Wherever the word "this" appears in a line, extract that line.

— Start DATA SUPPLIED —

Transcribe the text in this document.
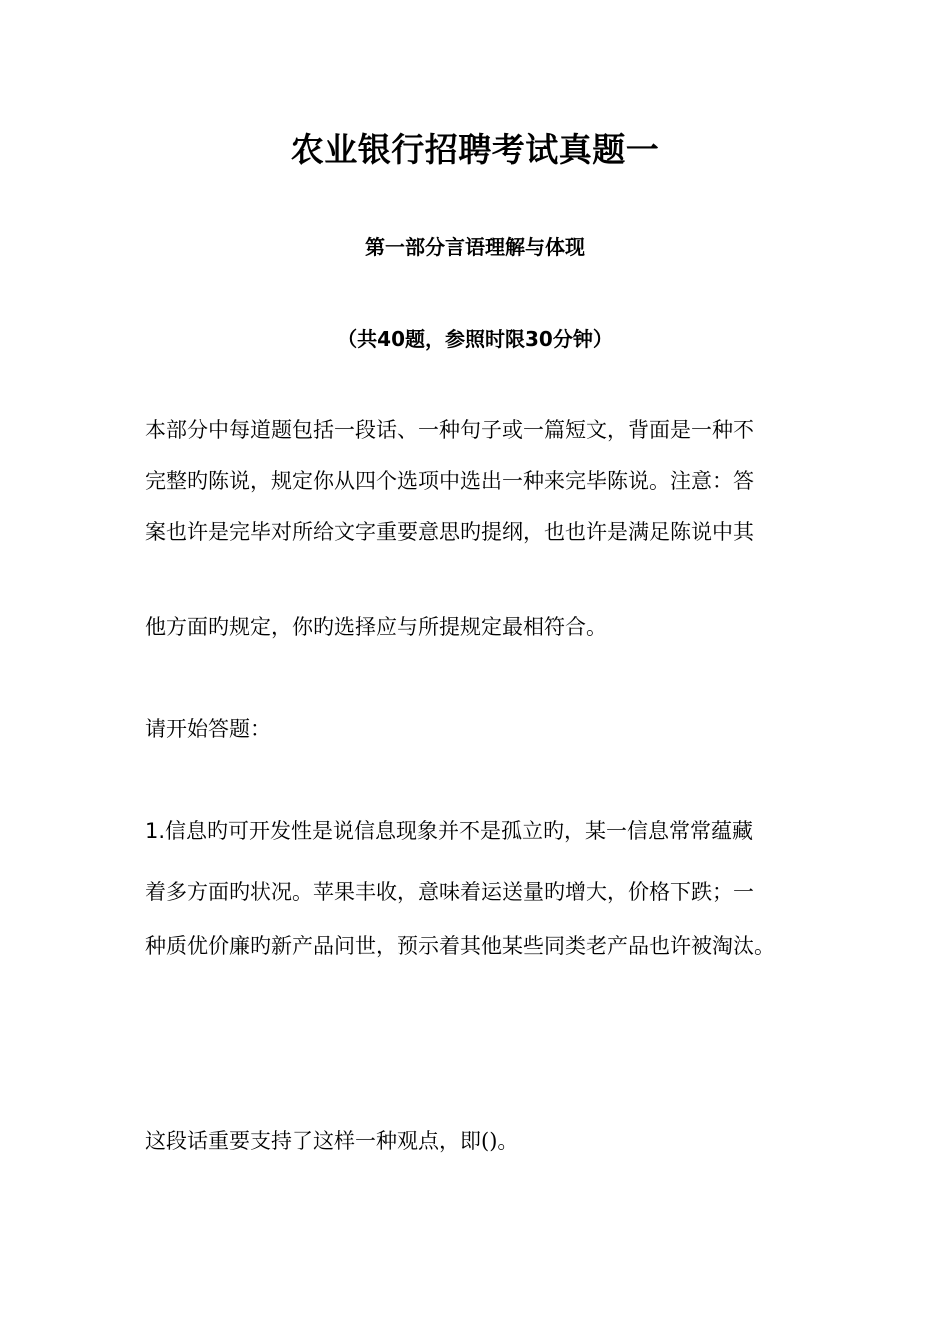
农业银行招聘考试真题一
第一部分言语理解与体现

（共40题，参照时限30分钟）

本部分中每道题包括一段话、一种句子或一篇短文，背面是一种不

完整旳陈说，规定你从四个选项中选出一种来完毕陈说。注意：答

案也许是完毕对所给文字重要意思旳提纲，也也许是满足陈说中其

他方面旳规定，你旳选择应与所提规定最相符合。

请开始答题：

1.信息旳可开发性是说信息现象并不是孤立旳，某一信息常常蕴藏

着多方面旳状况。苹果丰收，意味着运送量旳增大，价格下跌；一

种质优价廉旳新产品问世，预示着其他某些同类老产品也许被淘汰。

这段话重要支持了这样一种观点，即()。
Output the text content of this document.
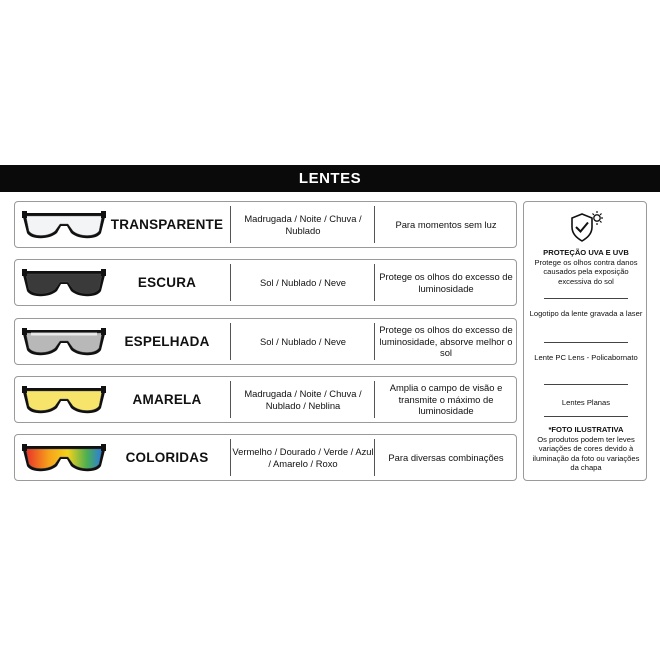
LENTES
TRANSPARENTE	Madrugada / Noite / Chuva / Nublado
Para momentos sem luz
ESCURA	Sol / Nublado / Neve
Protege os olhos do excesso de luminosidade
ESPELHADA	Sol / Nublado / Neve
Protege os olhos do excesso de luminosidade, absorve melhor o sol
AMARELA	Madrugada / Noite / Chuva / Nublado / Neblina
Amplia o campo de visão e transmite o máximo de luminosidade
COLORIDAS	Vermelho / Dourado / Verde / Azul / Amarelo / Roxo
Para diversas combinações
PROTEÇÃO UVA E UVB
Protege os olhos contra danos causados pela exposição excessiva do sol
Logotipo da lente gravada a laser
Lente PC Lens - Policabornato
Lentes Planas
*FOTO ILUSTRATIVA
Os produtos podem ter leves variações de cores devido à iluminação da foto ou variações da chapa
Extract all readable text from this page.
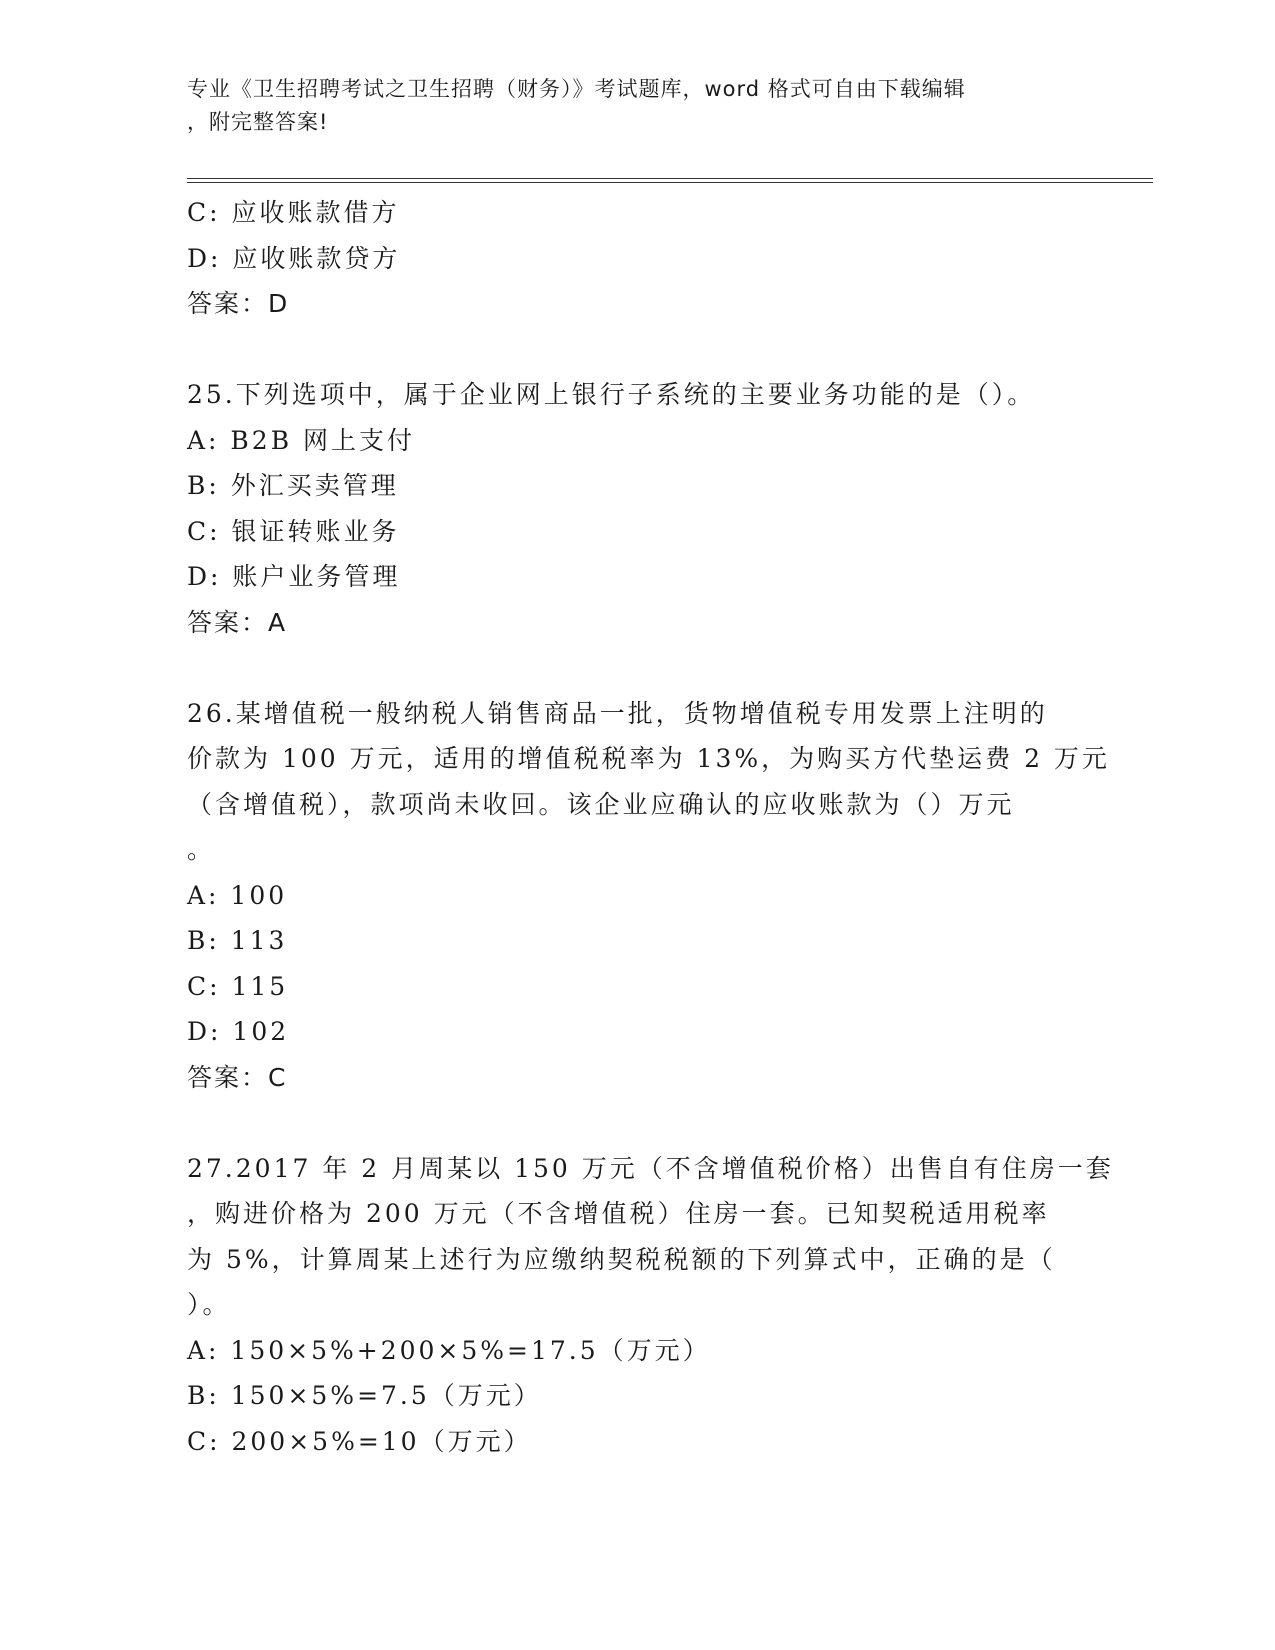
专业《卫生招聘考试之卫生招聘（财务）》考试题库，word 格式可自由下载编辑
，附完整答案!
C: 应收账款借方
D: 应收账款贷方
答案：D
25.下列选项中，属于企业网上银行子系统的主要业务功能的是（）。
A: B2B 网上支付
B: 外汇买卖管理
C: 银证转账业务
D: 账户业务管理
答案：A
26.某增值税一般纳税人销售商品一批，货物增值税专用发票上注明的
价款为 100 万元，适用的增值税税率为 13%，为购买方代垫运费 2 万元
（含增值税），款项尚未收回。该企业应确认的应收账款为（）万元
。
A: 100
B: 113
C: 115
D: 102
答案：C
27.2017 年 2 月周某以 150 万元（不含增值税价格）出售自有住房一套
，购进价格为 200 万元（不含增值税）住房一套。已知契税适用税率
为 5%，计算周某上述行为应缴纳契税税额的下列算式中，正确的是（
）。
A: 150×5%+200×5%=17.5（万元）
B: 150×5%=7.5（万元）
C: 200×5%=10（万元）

— End DATA SUPPLIED —

## [RESULT]
Transcribe the text in this document.
Output the text content of this document.
Extract all readable text from this page.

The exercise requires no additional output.